__Short exercise__
Give every line from the entries that contains "JSON".

--- start Source material ---

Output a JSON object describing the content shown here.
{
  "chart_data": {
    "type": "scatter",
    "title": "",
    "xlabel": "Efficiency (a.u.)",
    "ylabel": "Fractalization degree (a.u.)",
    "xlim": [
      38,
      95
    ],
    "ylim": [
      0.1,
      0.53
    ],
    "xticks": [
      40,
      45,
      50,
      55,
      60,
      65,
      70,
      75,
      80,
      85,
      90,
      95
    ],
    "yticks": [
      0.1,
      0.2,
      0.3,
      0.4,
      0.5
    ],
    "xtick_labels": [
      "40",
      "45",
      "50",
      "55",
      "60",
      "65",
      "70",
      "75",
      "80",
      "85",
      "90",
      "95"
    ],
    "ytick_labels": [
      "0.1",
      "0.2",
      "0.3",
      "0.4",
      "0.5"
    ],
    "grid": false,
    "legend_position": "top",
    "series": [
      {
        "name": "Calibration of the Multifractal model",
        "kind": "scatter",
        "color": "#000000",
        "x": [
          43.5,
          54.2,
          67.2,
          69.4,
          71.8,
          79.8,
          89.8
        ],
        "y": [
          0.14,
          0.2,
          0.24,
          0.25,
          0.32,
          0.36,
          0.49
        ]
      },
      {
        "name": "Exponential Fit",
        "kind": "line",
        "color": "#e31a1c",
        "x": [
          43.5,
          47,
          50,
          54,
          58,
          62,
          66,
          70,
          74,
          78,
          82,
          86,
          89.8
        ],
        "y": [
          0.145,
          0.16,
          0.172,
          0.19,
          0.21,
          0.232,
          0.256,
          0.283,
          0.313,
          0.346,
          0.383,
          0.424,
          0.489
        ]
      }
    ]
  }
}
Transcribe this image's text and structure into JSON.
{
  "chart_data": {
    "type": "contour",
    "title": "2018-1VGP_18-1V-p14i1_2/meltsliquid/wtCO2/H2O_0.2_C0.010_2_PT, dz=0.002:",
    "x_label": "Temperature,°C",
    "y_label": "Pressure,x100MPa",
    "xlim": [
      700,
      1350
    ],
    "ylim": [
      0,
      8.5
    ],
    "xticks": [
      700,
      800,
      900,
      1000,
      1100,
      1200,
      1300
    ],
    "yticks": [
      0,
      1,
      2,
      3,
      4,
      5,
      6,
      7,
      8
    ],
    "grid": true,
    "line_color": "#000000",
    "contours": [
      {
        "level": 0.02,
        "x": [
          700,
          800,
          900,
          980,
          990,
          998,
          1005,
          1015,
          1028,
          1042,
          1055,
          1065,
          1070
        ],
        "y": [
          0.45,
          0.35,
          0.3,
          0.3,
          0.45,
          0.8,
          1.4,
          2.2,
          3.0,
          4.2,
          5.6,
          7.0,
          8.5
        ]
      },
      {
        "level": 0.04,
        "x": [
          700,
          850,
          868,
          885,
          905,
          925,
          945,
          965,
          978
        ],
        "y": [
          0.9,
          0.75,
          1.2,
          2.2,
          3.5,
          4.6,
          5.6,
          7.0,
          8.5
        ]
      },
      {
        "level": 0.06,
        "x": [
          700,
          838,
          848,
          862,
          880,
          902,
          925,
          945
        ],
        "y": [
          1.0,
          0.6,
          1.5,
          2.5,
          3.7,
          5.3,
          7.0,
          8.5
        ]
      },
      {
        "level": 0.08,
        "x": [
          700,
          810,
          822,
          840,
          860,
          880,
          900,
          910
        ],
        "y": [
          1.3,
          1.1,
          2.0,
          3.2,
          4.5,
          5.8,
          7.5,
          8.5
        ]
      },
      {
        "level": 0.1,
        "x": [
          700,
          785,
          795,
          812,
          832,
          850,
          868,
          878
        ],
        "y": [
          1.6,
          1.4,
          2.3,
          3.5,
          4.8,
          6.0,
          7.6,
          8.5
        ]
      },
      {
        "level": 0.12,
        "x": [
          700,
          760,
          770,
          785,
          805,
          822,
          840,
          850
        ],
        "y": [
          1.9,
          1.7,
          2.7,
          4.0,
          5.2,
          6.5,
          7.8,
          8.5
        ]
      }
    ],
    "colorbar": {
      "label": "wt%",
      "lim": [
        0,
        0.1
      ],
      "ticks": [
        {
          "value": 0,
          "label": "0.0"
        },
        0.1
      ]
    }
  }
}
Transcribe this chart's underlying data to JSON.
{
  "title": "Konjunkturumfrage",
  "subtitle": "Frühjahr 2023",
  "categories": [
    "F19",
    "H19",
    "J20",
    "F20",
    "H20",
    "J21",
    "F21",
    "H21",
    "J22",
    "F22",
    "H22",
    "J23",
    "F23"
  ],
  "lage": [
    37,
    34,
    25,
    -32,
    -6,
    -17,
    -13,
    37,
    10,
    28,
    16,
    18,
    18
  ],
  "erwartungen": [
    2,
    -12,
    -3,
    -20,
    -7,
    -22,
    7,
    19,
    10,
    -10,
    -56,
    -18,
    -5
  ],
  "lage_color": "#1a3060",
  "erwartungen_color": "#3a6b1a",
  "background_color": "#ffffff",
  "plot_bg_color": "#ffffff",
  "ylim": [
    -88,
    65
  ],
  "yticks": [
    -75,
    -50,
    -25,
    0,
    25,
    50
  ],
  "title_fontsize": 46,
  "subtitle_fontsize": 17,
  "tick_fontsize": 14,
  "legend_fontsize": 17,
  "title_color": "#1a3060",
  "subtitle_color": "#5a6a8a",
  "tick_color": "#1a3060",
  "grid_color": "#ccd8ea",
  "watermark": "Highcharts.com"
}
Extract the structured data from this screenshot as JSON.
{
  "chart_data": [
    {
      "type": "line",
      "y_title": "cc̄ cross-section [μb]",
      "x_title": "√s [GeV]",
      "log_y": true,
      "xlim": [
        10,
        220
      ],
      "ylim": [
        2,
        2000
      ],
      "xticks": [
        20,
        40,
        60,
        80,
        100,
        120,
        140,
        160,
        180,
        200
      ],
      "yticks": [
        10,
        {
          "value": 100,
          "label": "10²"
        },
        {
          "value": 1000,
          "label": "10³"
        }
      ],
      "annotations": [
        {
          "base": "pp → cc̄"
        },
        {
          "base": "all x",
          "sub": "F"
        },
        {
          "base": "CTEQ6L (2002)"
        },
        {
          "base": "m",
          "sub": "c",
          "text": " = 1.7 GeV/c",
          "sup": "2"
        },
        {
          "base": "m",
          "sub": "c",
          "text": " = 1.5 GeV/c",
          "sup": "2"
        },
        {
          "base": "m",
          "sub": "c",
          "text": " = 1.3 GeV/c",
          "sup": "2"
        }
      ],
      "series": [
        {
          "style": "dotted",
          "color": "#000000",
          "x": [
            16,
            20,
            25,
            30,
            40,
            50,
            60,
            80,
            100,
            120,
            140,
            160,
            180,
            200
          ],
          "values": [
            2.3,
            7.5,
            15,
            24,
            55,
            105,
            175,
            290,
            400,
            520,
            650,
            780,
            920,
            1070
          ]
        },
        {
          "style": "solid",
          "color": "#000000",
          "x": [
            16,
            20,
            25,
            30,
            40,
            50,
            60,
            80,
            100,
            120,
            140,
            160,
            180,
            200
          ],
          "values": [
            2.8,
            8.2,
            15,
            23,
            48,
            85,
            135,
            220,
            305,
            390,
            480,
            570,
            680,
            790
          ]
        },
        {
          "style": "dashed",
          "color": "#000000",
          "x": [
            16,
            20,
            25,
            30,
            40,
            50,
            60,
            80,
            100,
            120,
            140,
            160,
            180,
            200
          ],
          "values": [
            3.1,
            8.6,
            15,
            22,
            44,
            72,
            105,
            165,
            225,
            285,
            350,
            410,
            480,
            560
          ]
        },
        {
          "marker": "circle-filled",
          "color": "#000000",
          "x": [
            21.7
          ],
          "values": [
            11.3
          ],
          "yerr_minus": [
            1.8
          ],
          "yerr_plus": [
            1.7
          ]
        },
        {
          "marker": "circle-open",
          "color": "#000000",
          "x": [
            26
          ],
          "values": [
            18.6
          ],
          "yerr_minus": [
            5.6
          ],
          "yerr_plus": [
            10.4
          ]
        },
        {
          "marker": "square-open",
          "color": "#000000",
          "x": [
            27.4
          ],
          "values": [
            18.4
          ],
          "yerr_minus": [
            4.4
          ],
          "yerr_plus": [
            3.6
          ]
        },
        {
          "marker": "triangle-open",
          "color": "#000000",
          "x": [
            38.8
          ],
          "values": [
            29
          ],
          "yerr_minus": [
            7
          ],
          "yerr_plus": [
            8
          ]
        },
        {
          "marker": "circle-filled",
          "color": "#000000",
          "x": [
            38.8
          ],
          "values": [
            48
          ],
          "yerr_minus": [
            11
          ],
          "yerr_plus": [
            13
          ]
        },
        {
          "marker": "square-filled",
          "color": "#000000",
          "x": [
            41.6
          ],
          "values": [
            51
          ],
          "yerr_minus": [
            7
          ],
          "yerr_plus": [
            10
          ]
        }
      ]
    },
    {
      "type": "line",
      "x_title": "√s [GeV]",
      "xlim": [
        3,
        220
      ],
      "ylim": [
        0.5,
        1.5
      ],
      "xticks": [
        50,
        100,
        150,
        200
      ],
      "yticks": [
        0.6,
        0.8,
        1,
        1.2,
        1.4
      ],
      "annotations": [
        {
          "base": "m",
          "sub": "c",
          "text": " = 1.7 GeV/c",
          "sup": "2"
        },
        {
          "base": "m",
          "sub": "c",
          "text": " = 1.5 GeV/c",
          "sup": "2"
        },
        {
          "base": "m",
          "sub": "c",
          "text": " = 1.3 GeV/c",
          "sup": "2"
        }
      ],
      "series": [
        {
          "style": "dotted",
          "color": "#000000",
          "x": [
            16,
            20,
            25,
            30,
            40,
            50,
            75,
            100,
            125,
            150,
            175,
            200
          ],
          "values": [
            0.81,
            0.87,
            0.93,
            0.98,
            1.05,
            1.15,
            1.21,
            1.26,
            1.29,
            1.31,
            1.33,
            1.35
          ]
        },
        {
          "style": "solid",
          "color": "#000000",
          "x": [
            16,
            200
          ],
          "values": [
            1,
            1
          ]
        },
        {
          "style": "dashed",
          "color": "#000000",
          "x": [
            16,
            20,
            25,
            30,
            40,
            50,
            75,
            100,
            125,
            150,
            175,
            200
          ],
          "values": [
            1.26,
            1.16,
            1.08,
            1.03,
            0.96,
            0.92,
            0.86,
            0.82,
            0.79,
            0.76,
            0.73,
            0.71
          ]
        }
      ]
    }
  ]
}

--- end Source material ---

__Response__
Output a JSON object describing the content shown here.
Transcribe this image's text and structure into JSON.
Transcribe this chart's underlying data to JSON.
Extract the structured data from this screenshot as JSON.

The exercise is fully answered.